▶ _The exercise_
Please write out the material below exactly as given.

--- start Entries supplied ---

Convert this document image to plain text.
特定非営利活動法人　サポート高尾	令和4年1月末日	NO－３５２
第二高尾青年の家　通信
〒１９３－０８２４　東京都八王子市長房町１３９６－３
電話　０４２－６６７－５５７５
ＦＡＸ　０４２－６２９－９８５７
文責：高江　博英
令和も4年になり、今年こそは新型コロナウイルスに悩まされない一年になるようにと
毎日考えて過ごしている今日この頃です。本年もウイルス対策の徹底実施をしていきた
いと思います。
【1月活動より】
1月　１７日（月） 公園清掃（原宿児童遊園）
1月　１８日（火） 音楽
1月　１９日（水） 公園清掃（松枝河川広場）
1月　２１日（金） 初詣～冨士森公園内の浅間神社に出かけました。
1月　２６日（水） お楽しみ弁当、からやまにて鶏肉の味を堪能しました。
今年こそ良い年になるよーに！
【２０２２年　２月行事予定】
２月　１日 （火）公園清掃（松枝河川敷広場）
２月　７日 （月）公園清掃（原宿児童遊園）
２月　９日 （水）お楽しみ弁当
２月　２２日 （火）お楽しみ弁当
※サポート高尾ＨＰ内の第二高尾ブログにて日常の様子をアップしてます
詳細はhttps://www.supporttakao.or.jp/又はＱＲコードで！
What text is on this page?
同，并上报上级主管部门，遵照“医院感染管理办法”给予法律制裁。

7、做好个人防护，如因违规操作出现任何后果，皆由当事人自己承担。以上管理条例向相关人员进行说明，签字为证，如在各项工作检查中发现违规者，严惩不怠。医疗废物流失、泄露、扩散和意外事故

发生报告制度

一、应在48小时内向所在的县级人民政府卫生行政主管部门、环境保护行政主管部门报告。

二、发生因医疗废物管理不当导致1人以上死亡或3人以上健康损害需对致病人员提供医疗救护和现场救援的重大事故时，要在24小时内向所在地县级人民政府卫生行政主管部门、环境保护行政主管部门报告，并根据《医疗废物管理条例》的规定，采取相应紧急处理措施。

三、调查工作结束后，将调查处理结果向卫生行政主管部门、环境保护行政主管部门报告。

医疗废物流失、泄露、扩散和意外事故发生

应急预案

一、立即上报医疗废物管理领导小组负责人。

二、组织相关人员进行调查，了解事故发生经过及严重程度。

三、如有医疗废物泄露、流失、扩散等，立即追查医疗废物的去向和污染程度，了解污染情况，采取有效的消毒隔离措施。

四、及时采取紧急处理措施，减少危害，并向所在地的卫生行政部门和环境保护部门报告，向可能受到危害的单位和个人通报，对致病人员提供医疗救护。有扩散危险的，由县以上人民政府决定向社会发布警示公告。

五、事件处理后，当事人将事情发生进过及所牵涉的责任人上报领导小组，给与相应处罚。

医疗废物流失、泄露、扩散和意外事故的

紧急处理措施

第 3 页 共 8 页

--- end Entries supplied ---

▶ _Written response_
Convert this document image to plain text.
特定非営利活動法人　サポート高尾	令和4年1月末日	NO－３５２
第二高尾青年の家　通信
〒１９３－０８２４　東京都八王子市長房町１３９６－３
電話　０４２－６６７－５５７５
ＦＡＸ　０４２－６２９－９８５７
文責：高江　博英
令和も4年になり、今年こそは新型コロナウイルスに悩まされない一年になるようにと
毎日考えて過ごしている今日この頃です。本年もウイルス対策の徹底実施をしていきた
いと思います。
【1月活動より】
1月　１７日（月） 公園清掃（原宿児童遊園）
1月　１８日（火） 音楽
1月　１９日（水） 公園清掃（松枝河川広場）
1月　２１日（金） 初詣～冨士森公園内の浅間神社に出かけました。
1月　２６日（水） お楽しみ弁当、からやまにて鶏肉の味を堪能しました。
今年こそ良い年になるよーに！
【２０２２年　２月行事予定】
２月　１日 （火）公園清掃（松枝河川敷広場）
２月　７日 （月）公園清掃（原宿児童遊園）
２月　９日 （水）お楽しみ弁当
２月　２２日 （火）お楽しみ弁当
※サポート高尾ＨＰ内の第二高尾ブログにて日常の様子をアップしてます
詳細はhttps://www.supporttakao.or.jp/又はＱＲコードで！
What text is on this page?
同，并上报上级主管部门，遵照“医院感染管理办法”给予法律制裁。

7、做好个人防护，如因违规操作出现任何后果，皆由当事人自己承担。以上管理条例向相关人员进行说明，签字为证，如在各项工作检查中发现违规者，严惩不怠。医疗废物流失、泄露、扩散和意外事故

发生报告制度

一、应在48小时内向所在的县级人民政府卫生行政主管部门、环境保护行政主管部门报告。

二、发生因医疗废物管理不当导致1人以上死亡或3人以上健康损害需对致病人员提供医疗救护和现场救援的重大事故时，要在24小时内向所在地县级人民政府卫生行政主管部门、环境保护行政主管部门报告，并根据《医疗废物管理条例》的规定，采取相应紧急处理措施。

三、调查工作结束后，将调查处理结果向卫生行政主管部门、环境保护行政主管部门报告。

医疗废物流失、泄露、扩散和意外事故发生

应急预案

一、立即上报医疗废物管理领导小组负责人。

二、组织相关人员进行调查，了解事故发生经过及严重程度。

三、如有医疗废物泄露、流失、扩散等，立即追查医疗废物的去向和污染程度，了解污染情况，采取有效的消毒隔离措施。

四、及时采取紧急处理措施，减少危害，并向所在地的卫生行政部门和环境保护部门报告，向可能受到危害的单位和个人通报，对致病人员提供医疗救护。有扩散危险的，由县以上人民政府决定向社会发布警示公告。

五、事件处理后，当事人将事情发生进过及所牵涉的责任人上报领导小组，给与相应处罚。

医疗废物流失、泄露、扩散和意外事故的

紧急处理措施

第 3 页 共 8 页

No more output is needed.